*EXERCISE DATA*.

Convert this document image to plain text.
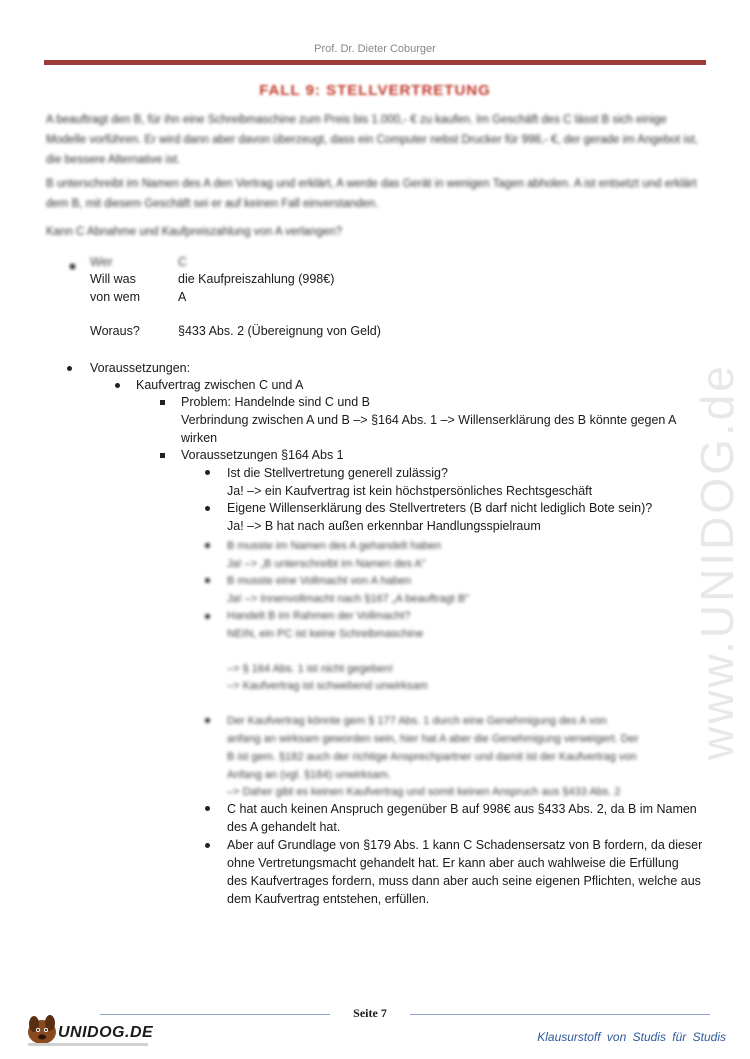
Prof. Dr. Dieter Coburger
FALL 9: STELLVERTRETUNG
A beauftragt den B, für ihn eine Schreibmaschine zum Preis bis 1.000,- € zu kaufen. Im Geschäft des C lässt B sich einige Modelle vorführen. Er wird dann aber davon überzeugt, dass ein Computer nebst Drucker für 998,- €, der gerade im Angebot ist, die bessere Alternative ist.
B unterschreibt im Namen des A den Vertrag und erklärt, A werde das Gerät in wenigen Tagen abholen. A ist entsetzt und erklärt dem B, mit diesem Geschäft sei er auf keinen Fall einverstanden.
Kann C Abnahme und Kaufpreiszahlung von A verlangen?
Wer	C
Will was	die Kaufpreiszahlung (998€)
von wem	A
Woraus?	§433 Abs. 2 (Übereignung von Geld)
Voraussetzungen:
Kaufvertrag zwischen C und A
Problem: Handelnde sind C und B
Verbrindung zwischen A und B –> §164 Abs. 1 –> Willenserklärung des B könnte gegen A wirken
Voraussetzungen §164 Abs 1
Ist die Stellvertretung generell zulässig?
Ja! –> ein Kaufvertrag ist kein höchstpersönliches Rechtsgeschäft
Eigene Willenserklärung des Stellvertreters (B darf nicht lediglich Bote sein)?
Ja! –> B hat nach außen erkennbar Handlungsspielraum
B musste im Namen des A gehandelt haben
Ja! –> „B unterschreibt im Namen des A"
B musste eine Vollmacht von A haben
Ja! –> Innenvollmacht nach §167 „A beauftragt B"
Handelt B im Rahmen der Vollmacht?
NEIN, ein PC ist keine Schreibmaschine
–> § 164 Abs. 1 ist nicht gegeben!
–> Kaufvertrag ist schwebend unwirksam
Der Kaufvertrag könnte gem § 177 Abs. 1 durch eine Genehmigung des A von
anfang an wirksam geworden sein, hier hat A aber die Genehmigung verweigert. Der
B ist gem. §182 auch der richtige Ansprechpartner und damit ist der Kaufvertrag von
Anfang an (vgl. §184) unwirksam.
–> Daher gibt es keinen Kaufvertrag und somit keinen Anspruch aus §433 Abs. 2
C hat auch keinen Anspruch gegenüber B auf 998€ aus §433 Abs. 2, da B im Namen
des A gehandelt hat.
Aber auf Grundlage von §179 Abs. 1 kann C Schadensersatz von B fordern, da dieser
ohne Vertretungsmacht gehandelt hat. Er kann aber auch wahlweise die Erfüllung
des Kaufvertrages fordern, muss dann aber auch seine eigenen Pflichten, welche aus
dem Kaufvertrag entstehen, erfüllen.
www.UNIDOG.de
UNIDOG.DE
Seite 7
Klausurstoff von Studis für Studis
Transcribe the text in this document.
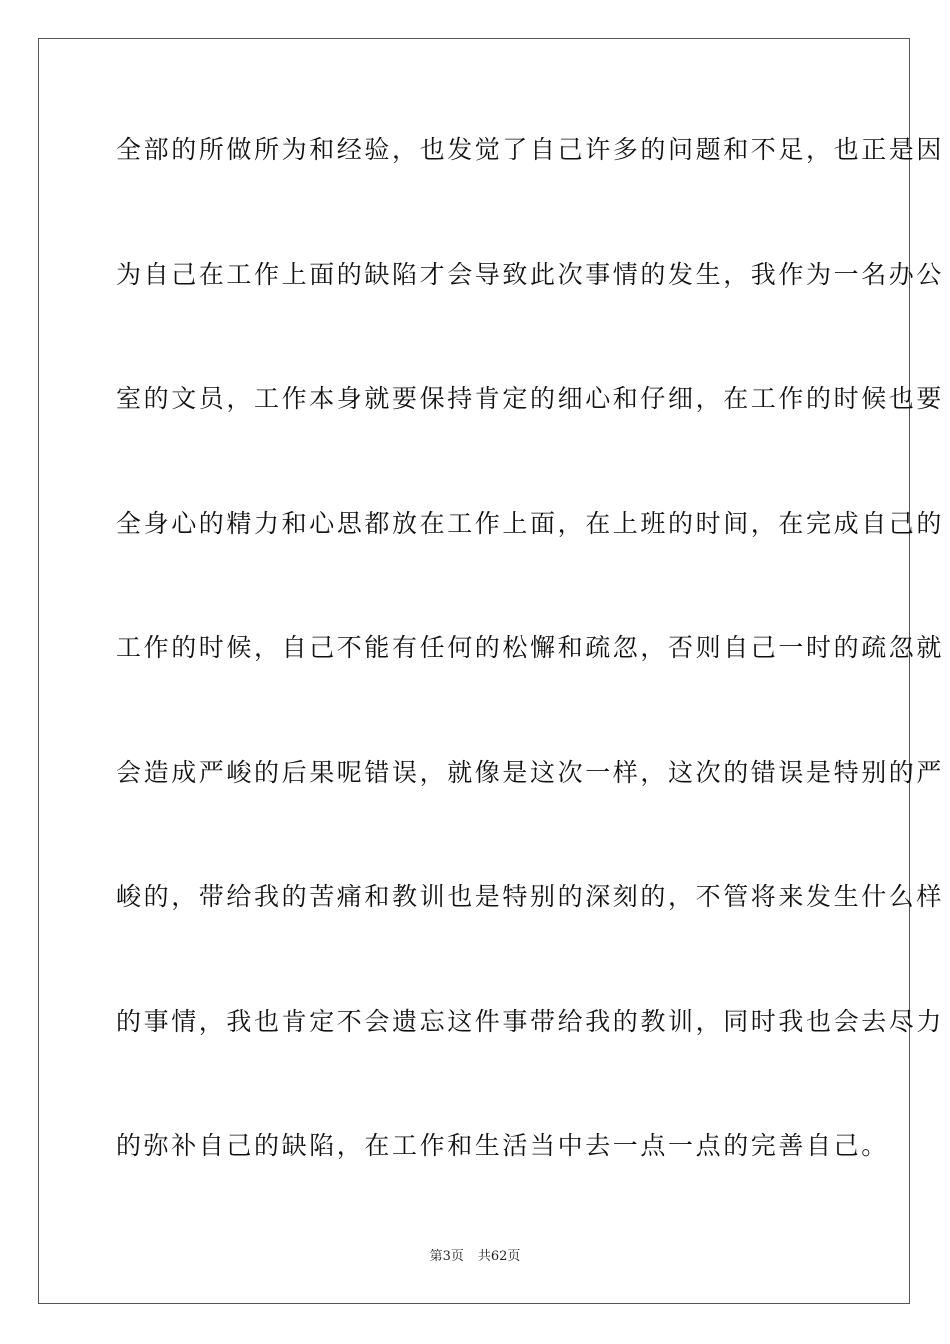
全部的所做所为和经验，也发觉了自己许多的问题和不足，也正是因
为自己在工作上面的缺陷才会导致此次事情的发生，我作为一名办公
室的文员，工作本身就要保持肯定的细心和仔细，在工作的时候也要
全身心的精力和心思都放在工作上面，在上班的时间，在完成自己的
工作的时候，自己不能有任何的松懈和疏忽，否则自己一时的疏忽就
会造成严峻的后果呢错误，就像是这次一样，这次的错误是特别的严
峻的，带给我的苦痛和教训也是特别的深刻的，不管将来发生什么样
的事情，我也肯定不会遗忘这件事带给我的教训，同时我也会去尽力
的弥补自己的缺陷，在工作和生活当中去一点一点的完善自己。
第3页 共62页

*EXERCISE TASK*. Give only the number of lines in the listing above that include the string "this".

*TASK RESULT*. 2